TASK MATERIAL.

━━━━━━━━━━

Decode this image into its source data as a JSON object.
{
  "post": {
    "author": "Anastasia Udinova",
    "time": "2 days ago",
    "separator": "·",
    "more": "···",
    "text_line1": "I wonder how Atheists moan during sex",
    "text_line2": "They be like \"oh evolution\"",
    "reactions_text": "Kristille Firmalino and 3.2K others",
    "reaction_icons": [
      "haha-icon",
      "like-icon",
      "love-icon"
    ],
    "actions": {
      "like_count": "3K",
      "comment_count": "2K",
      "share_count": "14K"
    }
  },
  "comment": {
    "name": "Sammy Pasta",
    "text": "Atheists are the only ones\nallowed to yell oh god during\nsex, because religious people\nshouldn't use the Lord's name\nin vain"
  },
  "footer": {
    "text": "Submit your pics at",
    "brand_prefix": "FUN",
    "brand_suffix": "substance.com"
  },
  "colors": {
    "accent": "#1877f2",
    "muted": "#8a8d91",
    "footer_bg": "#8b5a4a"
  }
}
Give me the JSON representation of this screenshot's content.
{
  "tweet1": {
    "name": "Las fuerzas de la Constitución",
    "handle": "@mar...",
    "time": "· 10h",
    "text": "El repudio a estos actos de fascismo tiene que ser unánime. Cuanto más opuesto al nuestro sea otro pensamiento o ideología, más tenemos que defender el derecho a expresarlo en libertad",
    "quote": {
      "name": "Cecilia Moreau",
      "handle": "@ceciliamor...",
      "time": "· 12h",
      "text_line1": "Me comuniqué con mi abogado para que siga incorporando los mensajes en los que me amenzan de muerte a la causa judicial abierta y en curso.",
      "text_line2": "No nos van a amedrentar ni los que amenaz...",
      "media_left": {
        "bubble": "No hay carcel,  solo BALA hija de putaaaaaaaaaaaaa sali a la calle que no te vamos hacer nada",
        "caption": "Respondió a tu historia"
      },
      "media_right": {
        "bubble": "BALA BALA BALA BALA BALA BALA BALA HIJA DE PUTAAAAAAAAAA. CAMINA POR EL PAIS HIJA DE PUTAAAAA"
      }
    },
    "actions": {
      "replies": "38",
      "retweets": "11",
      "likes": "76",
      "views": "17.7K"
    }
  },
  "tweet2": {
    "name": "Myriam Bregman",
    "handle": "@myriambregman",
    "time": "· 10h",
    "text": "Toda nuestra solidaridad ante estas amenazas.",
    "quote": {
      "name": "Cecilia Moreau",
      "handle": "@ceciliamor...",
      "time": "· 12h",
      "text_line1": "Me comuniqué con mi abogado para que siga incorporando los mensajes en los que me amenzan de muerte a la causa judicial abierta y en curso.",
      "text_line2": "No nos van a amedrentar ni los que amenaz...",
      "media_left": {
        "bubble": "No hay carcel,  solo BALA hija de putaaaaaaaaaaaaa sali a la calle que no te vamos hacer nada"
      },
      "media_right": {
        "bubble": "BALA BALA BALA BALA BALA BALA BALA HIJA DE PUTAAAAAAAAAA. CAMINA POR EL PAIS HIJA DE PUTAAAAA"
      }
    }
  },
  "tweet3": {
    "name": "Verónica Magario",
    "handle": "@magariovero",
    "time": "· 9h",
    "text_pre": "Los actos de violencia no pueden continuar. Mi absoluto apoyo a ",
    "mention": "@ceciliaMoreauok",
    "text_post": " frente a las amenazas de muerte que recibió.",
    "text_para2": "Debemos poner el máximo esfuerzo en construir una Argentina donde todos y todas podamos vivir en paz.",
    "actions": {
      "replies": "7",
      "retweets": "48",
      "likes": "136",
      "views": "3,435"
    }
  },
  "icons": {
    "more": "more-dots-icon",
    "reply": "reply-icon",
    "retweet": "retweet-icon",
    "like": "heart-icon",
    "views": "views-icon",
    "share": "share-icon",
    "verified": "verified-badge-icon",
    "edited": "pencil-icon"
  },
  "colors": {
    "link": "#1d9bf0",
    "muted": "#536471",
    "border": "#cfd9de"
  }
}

━━━━━━━━━━

Restate the records, all of them, precisely as written.

Decode this image into its source data as a JSON object.
{
  "post": {
    "author": "Anastasia Udinova",
    "time": "2 days ago",
    "separator": "·",
    "more": "···",
    "text_line1": "I wonder how Atheists moan during sex",
    "text_line2": "They be like \"oh evolution\"",
    "reactions_text": "Kristille Firmalino and 3.2K others",
    "reaction_icons": [
      "haha-icon",
      "like-icon",
      "love-icon"
    ],
    "actions": {
      "like_count": "3K",
      "comment_count": "2K",
      "share_count": "14K"
    }
  },
  "comment": {
    "name": "Sammy Pasta",
    "text": "Atheists are the only ones\nallowed to yell oh god during\nsex, because religious people\nshouldn't use the Lord's name\nin vain"
  },
  "footer": {
    "text": "Submit your pics at",
    "brand_prefix": "FUN",
    "brand_suffix": "substance.com"
  },
  "colors": {
    "accent": "#1877f2",
    "muted": "#8a8d91",
    "footer_bg": "#8b5a4a"
  }
}
Give me the JSON representation of this screenshot's content.
{
  "tweet1": {
    "name": "Las fuerzas de la Constitución",
    "handle": "@mar...",
    "time": "· 10h",
    "text": "El repudio a estos actos de fascismo tiene que ser unánime. Cuanto más opuesto al nuestro sea otro pensamiento o ideología, más tenemos que defender el derecho a expresarlo en libertad",
    "quote": {
      "name": "Cecilia Moreau",
      "handle": "@ceciliamor...",
      "time": "· 12h",
      "text_line1": "Me comuniqué con mi abogado para que siga incorporando los mensajes en los que me amenzan de muerte a la causa judicial abierta y en curso.",
      "text_line2": "No nos van a amedrentar ni los que amenaz...",
      "media_left": {
        "bubble": "No hay carcel,  solo BALA hija de putaaaaaaaaaaaaa sali a la calle que no te vamos hacer nada",
        "caption": "Respondió a tu historia"
      },
      "media_right": {
        "bubble": "BALA BALA BALA BALA BALA BALA BALA HIJA DE PUTAAAAAAAAAA. CAMINA POR EL PAIS HIJA DE PUTAAAAA"
      }
    },
    "actions": {
      "replies": "38",
      "retweets": "11",
      "likes": "76",
      "views": "17.7K"
    }
  },
  "tweet2": {
    "name": "Myriam Bregman",
    "handle": "@myriambregman",
    "time": "· 10h",
    "text": "Toda nuestra solidaridad ante estas amenazas.",
    "quote": {
      "name": "Cecilia Moreau",
      "handle": "@ceciliamor...",
      "time": "· 12h",
      "text_line1": "Me comuniqué con mi abogado para que siga incorporando los mensajes en los que me amenzan de muerte a la causa judicial abierta y en curso.",
      "text_line2": "No nos van a amedrentar ni los que amenaz...",
      "media_left": {
        "bubble": "No hay carcel,  solo BALA hija de putaaaaaaaaaaaaa sali a la calle que no te vamos hacer nada"
      },
      "media_right": {
        "bubble": "BALA BALA BALA BALA BALA BALA BALA HIJA DE PUTAAAAAAAAAA. CAMINA POR EL PAIS HIJA DE PUTAAAAA"
      }
    }
  },
  "tweet3": {
    "name": "Verónica Magario",
    "handle": "@magariovero",
    "time": "· 9h",
    "text_pre": "Los actos de violencia no pueden continuar. Mi absoluto apoyo a ",
    "mention": "@ceciliaMoreauok",
    "text_post": " frente a las amenazas de muerte que recibió.",
    "text_para2": "Debemos poner el máximo esfuerzo en construir una Argentina donde todos y todas podamos vivir en paz.",
    "actions": {
      "replies": "7",
      "retweets": "48",
      "likes": "136",
      "views": "3,435"
    }
  },
  "icons": {
    "more": "more-dots-icon",
    "reply": "reply-icon",
    "retweet": "retweet-icon",
    "like": "heart-icon",
    "views": "views-icon",
    "share": "share-icon",
    "verified": "verified-badge-icon",
    "edited": "pencil-icon"
  },
  "colors": {
    "link": "#1d9bf0",
    "muted": "#536471",
    "border": "#cfd9de"
  }
}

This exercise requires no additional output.